_SOURCE MATERIAL_.
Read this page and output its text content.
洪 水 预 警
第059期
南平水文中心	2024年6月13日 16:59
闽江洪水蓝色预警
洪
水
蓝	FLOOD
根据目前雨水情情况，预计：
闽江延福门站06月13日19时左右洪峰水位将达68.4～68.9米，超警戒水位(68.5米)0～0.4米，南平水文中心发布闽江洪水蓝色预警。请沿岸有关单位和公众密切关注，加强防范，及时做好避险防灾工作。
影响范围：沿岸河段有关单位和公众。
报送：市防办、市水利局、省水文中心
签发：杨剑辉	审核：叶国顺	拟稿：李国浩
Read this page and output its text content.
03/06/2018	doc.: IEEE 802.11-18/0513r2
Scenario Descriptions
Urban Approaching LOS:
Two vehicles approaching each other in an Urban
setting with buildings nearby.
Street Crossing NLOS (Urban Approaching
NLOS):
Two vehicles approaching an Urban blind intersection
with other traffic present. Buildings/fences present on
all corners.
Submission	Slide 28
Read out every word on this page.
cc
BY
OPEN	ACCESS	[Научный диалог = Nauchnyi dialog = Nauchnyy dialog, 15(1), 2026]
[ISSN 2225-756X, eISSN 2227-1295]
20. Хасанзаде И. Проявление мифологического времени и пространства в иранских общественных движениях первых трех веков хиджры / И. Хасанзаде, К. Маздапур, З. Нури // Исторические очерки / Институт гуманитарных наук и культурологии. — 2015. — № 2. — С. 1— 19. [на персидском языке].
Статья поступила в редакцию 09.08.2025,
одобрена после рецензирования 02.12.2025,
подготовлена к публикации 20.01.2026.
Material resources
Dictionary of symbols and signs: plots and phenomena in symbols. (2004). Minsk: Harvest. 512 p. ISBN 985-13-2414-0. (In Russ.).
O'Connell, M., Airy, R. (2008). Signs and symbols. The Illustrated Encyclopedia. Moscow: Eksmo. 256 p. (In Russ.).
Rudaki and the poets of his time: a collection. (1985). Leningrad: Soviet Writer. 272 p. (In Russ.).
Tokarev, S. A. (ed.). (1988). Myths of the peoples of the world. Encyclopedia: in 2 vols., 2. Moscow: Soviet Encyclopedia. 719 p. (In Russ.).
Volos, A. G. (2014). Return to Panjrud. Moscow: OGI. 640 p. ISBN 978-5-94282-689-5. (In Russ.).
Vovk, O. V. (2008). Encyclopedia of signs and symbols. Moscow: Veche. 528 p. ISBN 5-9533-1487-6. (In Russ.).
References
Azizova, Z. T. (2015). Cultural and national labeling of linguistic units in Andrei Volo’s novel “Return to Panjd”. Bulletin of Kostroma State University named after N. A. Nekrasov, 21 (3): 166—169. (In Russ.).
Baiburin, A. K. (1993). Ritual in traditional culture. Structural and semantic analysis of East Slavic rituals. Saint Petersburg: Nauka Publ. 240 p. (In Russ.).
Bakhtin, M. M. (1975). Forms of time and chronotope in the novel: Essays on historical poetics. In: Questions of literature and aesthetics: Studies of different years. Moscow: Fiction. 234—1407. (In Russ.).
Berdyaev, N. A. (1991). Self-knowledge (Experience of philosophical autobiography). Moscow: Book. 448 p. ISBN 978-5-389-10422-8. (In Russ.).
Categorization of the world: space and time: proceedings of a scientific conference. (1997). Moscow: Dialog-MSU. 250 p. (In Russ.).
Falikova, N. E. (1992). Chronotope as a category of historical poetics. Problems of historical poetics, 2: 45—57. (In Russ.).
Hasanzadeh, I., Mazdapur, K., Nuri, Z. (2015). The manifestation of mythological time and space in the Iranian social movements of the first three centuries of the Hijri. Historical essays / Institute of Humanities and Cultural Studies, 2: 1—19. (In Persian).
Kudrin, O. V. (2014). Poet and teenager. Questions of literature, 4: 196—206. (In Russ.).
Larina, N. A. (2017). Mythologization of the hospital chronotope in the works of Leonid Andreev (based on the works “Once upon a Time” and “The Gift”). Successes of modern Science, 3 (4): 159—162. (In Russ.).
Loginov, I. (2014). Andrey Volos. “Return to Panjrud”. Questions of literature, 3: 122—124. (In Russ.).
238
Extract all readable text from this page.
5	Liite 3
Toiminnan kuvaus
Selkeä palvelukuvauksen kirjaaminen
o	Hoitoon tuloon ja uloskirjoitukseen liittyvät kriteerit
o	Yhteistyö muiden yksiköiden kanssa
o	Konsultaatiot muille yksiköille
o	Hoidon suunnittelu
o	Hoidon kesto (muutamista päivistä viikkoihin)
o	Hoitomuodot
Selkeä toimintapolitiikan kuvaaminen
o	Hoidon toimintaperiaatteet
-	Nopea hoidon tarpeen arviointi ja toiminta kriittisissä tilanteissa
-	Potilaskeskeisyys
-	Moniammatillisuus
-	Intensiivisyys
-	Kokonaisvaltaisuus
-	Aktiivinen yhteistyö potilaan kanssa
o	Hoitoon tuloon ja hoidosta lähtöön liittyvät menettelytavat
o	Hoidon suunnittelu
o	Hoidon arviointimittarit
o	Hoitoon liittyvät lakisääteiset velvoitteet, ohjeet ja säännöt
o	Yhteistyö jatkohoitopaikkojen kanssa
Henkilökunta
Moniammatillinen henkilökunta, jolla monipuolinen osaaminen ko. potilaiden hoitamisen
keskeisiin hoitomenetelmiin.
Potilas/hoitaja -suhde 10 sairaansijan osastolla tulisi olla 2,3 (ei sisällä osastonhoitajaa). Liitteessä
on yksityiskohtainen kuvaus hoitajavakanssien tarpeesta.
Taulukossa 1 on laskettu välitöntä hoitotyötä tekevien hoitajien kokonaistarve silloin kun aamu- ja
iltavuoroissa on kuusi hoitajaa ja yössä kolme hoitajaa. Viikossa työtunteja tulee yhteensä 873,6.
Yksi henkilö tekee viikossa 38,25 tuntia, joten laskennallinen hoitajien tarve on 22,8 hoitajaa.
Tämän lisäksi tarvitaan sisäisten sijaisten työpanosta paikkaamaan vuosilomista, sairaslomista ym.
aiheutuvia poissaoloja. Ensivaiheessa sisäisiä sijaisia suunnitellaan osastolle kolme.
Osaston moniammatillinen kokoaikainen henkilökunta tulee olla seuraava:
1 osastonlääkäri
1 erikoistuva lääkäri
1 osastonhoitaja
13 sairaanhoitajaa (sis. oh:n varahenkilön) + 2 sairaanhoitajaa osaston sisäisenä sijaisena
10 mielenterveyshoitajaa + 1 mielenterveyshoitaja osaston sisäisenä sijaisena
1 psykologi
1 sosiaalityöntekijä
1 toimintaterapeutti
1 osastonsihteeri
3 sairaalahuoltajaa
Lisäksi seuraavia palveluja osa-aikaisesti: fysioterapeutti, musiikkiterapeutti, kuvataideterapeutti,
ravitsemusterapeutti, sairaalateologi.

_AIM OF THE TASK_. Track down the lines that include the word "other" and copy them.

_RESPONSE TO THIS EXERCISE_.
Two vehicles approaching each other in an Urban
with other traffic present. Buildings/fences present on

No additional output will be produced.